— TASK DESCRIPTION —
Rewrite the data below with every occurrence of "filter" replaced by "shield" and all other text unchanged. Omit the pictures from your answer.

[begin DATA IN THIS EXERCISE]

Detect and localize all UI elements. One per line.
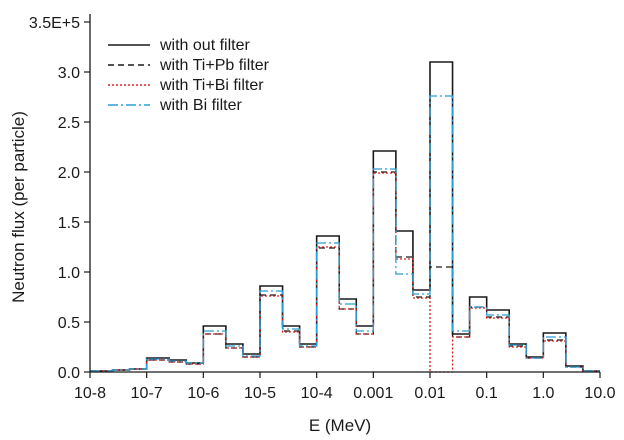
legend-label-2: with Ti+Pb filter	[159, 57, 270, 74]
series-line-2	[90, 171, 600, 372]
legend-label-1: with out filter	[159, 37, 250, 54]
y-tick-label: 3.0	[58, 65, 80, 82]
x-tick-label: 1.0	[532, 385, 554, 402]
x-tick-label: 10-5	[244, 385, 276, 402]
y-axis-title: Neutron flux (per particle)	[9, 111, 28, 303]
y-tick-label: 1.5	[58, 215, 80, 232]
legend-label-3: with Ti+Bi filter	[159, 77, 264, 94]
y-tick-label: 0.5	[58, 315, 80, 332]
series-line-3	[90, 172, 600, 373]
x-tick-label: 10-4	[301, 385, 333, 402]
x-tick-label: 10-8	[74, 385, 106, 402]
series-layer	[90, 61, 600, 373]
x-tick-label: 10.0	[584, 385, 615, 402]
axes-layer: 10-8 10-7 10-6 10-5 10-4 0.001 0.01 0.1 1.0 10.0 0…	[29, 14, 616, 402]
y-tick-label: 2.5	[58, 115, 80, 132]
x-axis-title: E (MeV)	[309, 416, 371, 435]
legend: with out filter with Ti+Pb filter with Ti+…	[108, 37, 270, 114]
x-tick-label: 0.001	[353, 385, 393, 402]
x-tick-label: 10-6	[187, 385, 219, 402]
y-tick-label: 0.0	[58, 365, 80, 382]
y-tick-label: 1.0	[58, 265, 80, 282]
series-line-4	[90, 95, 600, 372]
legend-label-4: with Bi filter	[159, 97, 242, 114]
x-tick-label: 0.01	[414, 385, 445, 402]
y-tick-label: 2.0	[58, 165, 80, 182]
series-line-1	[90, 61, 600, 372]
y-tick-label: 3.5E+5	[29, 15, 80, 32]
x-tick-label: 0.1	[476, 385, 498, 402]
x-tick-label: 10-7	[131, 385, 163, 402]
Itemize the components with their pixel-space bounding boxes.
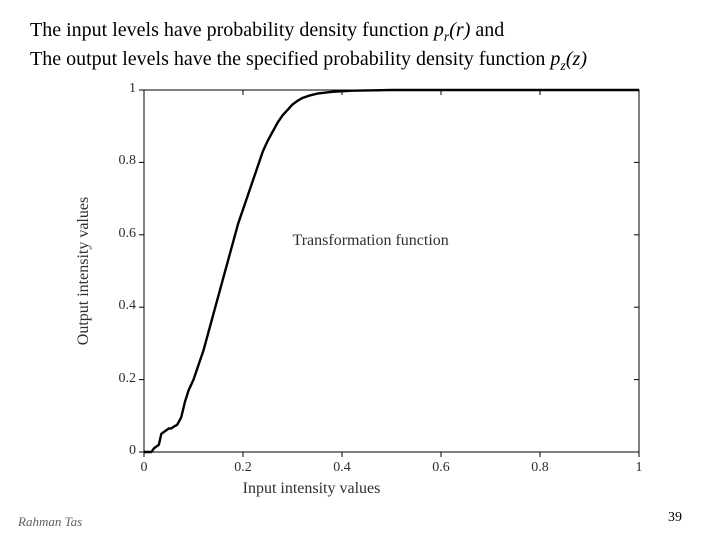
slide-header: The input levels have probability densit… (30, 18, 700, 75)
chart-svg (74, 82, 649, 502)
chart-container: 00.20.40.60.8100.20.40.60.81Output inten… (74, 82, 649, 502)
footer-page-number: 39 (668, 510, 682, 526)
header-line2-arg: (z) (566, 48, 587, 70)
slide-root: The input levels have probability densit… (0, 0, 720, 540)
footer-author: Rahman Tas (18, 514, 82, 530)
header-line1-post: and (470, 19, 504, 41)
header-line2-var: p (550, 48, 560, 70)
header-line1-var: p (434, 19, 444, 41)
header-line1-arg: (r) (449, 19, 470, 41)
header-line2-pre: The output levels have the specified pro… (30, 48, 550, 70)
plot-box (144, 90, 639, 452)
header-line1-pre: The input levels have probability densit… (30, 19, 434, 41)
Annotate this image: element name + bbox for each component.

[end DATA IN THIS EXERCISE]

— SOLUTION —
Detect and localize all UI elements. One per line.
legend-label-2: with Ti+Pb shield	[159, 57, 270, 74]
series-line-2	[90, 171, 600, 372]
legend-label-1: with out shield	[159, 37, 250, 54]
y-tick-label: 3.0	[58, 65, 80, 82]
x-tick-label: 1.0	[532, 385, 554, 402]
x-tick-label: 10-5	[244, 385, 276, 402]
y-axis-title: Neutron flux (per particle)	[9, 111, 28, 303]
y-tick-label: 1.5	[58, 215, 80, 232]
legend-label-3: with Ti+Bi shield	[159, 77, 264, 94]
y-tick-label: 0.5	[58, 315, 80, 332]
series-line-3	[90, 172, 600, 373]
x-tick-label: 10-4	[301, 385, 333, 402]
x-tick-label: 10-8	[74, 385, 106, 402]
series-layer	[90, 61, 600, 373]
x-tick-label: 10.0	[584, 385, 615, 402]
axes-layer: 10-8 10-7 10-6 10-5 10-4 0.001 0.01 0.1 1.0 10.0 0…	[29, 14, 616, 402]
y-tick-label: 2.5	[58, 115, 80, 132]
x-axis-title: E (MeV)	[309, 416, 371, 435]
legend: with out shield with Ti+Pb shield with Ti+…	[108, 37, 270, 114]
x-tick-label: 0.001	[353, 385, 393, 402]
x-tick-label: 10-6	[187, 385, 219, 402]
y-tick-label: 0.0	[58, 365, 80, 382]
y-tick-label: 1.0	[58, 265, 80, 282]
series-line-4	[90, 95, 600, 372]
legend-label-4: with Bi shield	[159, 97, 242, 114]
x-tick-label: 0.01	[414, 385, 445, 402]
y-tick-label: 2.0	[58, 165, 80, 182]
series-line-1	[90, 61, 600, 372]
y-tick-label: 3.5E+5	[29, 15, 80, 32]
x-tick-label: 0.1	[476, 385, 498, 402]
x-tick-label: 10-7	[131, 385, 163, 402]
Itemize the components with their pixel-space bounding boxes.
slide-header: The input levels have probability densit… (30, 18, 700, 75)
chart-svg (74, 82, 649, 502)
chart-container: 00.20.40.60.8100.20.40.60.81Output inten… (74, 82, 649, 502)
footer-page-number: 39 (668, 510, 682, 526)
header-line2-arg: (z) (566, 48, 587, 70)
slide-root: The input levels have probability densit… (0, 0, 720, 540)
footer-author: Rahman Tas (18, 514, 82, 530)
header-line1-post: and (470, 19, 504, 41)
header-line2-var: p (550, 48, 560, 70)
header-line1-var: p (434, 19, 444, 41)
header-line1-arg: (r) (449, 19, 470, 41)
header-line2-pre: The output levels have the specified pro… (30, 48, 550, 70)
plot-box (144, 90, 639, 452)
header-line1-pre: The input levels have probability densit… (30, 19, 434, 41)
Annotate this image: element name + bbox for each component.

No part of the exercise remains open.